REQUIRED TASK >> Search the material for "Type" and show all lines that contain it.

ITEMS >>

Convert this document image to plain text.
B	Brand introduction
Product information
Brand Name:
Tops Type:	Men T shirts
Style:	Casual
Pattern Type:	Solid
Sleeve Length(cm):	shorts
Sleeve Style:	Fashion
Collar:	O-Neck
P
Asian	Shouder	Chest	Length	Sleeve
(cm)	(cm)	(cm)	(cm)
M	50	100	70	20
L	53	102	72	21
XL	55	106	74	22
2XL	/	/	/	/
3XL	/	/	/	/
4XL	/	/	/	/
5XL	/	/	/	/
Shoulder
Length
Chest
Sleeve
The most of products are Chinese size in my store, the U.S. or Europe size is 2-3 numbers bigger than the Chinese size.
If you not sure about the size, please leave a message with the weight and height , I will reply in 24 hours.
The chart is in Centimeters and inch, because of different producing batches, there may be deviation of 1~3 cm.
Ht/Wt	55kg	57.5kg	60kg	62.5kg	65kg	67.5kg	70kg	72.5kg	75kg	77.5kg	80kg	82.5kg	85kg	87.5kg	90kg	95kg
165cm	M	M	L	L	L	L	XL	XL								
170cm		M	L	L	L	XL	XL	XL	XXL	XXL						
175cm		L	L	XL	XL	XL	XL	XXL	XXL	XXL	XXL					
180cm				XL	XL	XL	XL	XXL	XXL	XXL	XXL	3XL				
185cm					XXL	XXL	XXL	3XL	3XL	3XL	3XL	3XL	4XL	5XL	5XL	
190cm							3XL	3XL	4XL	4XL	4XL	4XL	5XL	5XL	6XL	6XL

COMPLETE ANSWER >>
Tops Type:	Men T shirts
Pattern Type:	Solid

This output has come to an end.